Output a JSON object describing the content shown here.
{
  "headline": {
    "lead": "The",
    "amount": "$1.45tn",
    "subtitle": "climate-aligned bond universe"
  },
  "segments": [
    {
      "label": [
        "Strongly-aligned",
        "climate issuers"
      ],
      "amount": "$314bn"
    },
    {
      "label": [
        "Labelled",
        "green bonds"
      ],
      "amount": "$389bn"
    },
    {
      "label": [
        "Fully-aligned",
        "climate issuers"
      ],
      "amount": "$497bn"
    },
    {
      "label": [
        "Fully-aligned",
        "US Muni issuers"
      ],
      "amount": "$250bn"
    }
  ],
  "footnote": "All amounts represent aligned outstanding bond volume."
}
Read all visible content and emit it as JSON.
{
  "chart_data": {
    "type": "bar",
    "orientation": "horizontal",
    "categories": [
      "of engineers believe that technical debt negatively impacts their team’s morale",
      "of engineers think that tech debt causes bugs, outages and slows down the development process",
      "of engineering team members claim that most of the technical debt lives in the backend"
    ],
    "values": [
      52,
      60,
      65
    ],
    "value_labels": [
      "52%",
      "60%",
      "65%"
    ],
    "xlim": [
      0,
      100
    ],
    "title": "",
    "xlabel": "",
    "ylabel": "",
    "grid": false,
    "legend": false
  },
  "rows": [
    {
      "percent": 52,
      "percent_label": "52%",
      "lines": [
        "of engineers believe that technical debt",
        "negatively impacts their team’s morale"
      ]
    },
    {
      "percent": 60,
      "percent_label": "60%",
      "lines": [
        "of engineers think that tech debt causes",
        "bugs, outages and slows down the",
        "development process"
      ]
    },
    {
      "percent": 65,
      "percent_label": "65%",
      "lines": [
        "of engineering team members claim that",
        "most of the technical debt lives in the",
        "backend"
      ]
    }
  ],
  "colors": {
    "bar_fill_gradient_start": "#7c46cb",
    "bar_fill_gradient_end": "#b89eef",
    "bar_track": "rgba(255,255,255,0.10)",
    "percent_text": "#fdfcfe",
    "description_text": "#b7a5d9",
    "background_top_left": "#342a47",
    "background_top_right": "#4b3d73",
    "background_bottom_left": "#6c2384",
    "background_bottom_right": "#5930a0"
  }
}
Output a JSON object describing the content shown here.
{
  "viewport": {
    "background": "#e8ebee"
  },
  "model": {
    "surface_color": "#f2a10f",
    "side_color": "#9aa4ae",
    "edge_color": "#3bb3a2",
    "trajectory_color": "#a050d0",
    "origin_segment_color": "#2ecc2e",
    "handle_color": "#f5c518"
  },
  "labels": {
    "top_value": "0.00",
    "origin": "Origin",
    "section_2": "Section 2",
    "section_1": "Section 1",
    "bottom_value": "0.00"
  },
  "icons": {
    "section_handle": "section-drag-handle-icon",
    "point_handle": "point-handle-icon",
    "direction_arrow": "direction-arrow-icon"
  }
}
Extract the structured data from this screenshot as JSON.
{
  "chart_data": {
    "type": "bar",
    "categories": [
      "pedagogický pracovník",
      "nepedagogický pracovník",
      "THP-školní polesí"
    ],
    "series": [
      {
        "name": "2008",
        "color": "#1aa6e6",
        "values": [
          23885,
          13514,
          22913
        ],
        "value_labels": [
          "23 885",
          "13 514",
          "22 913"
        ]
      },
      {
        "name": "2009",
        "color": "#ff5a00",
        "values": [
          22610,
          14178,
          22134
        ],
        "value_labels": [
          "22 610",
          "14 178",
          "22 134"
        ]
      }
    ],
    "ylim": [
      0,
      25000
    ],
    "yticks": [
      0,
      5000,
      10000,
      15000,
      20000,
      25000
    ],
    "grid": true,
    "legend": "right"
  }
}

Given exercise: Copy out all of the records above with nothing altered.

Reply:
Output a JSON object describing the content shown here.
{
  "headline": {
    "lead": "The",
    "amount": "$1.45tn",
    "subtitle": "climate-aligned bond universe"
  },
  "segments": [
    {
      "label": [
        "Strongly-aligned",
        "climate issuers"
      ],
      "amount": "$314bn"
    },
    {
      "label": [
        "Labelled",
        "green bonds"
      ],
      "amount": "$389bn"
    },
    {
      "label": [
        "Fully-aligned",
        "climate issuers"
      ],
      "amount": "$497bn"
    },
    {
      "label": [
        "Fully-aligned",
        "US Muni issuers"
      ],
      "amount": "$250bn"
    }
  ],
  "footnote": "All amounts represent aligned outstanding bond volume."
}
Read all visible content and emit it as JSON.
{
  "chart_data": {
    "type": "bar",
    "orientation": "horizontal",
    "categories": [
      "of engineers believe that technical debt negatively impacts their team’s morale",
      "of engineers think that tech debt causes bugs, outages and slows down the development process",
      "of engineering team members claim that most of the technical debt lives in the backend"
    ],
    "values": [
      52,
      60,
      65
    ],
    "value_labels": [
      "52%",
      "60%",
      "65%"
    ],
    "xlim": [
      0,
      100
    ],
    "title": "",
    "xlabel": "",
    "ylabel": "",
    "grid": false,
    "legend": false
  },
  "rows": [
    {
      "percent": 52,
      "percent_label": "52%",
      "lines": [
        "of engineers believe that technical debt",
        "negatively impacts their team’s morale"
      ]
    },
    {
      "percent": 60,
      "percent_label": "60%",
      "lines": [
        "of engineers think that tech debt causes",
        "bugs, outages and slows down the",
        "development process"
      ]
    },
    {
      "percent": 65,
      "percent_label": "65%",
      "lines": [
        "of engineering team members claim that",
        "most of the technical debt lives in the",
        "backend"
      ]
    }
  ],
  "colors": {
    "bar_fill_gradient_start": "#7c46cb",
    "bar_fill_gradient_end": "#b89eef",
    "bar_track": "rgba(255,255,255,0.10)",
    "percent_text": "#fdfcfe",
    "description_text": "#b7a5d9",
    "background_top_left": "#342a47",
    "background_top_right": "#4b3d73",
    "background_bottom_left": "#6c2384",
    "background_bottom_right": "#5930a0"
  }
}
Output a JSON object describing the content shown here.
{
  "viewport": {
    "background": "#e8ebee"
  },
  "model": {
    "surface_color": "#f2a10f",
    "side_color": "#9aa4ae",
    "edge_color": "#3bb3a2",
    "trajectory_color": "#a050d0",
    "origin_segment_color": "#2ecc2e",
    "handle_color": "#f5c518"
  },
  "labels": {
    "top_value": "0.00",
    "origin": "Origin",
    "section_2": "Section 2",
    "section_1": "Section 1",
    "bottom_value": "0.00"
  },
  "icons": {
    "section_handle": "section-drag-handle-icon",
    "point_handle": "point-handle-icon",
    "direction_arrow": "direction-arrow-icon"
  }
}
Extract the structured data from this screenshot as JSON.
{
  "chart_data": {
    "type": "bar",
    "categories": [
      "pedagogický pracovník",
      "nepedagogický pracovník",
      "THP-školní polesí"
    ],
    "series": [
      {
        "name": "2008",
        "color": "#1aa6e6",
        "values": [
          23885,
          13514,
          22913
        ],
        "value_labels": [
          "23 885",
          "13 514",
          "22 913"
        ]
      },
      {
        "name": "2009",
        "color": "#ff5a00",
        "values": [
          22610,
          14178,
          22134
        ],
        "value_labels": [
          "22 610",
          "14 178",
          "22 134"
        ]
      }
    ],
    "ylim": [
      0,
      25000
    ],
    "yticks": [
      0,
      5000,
      10000,
      15000,
      20000,
      25000
    ],
    "grid": true,
    "legend": "right"
  }
}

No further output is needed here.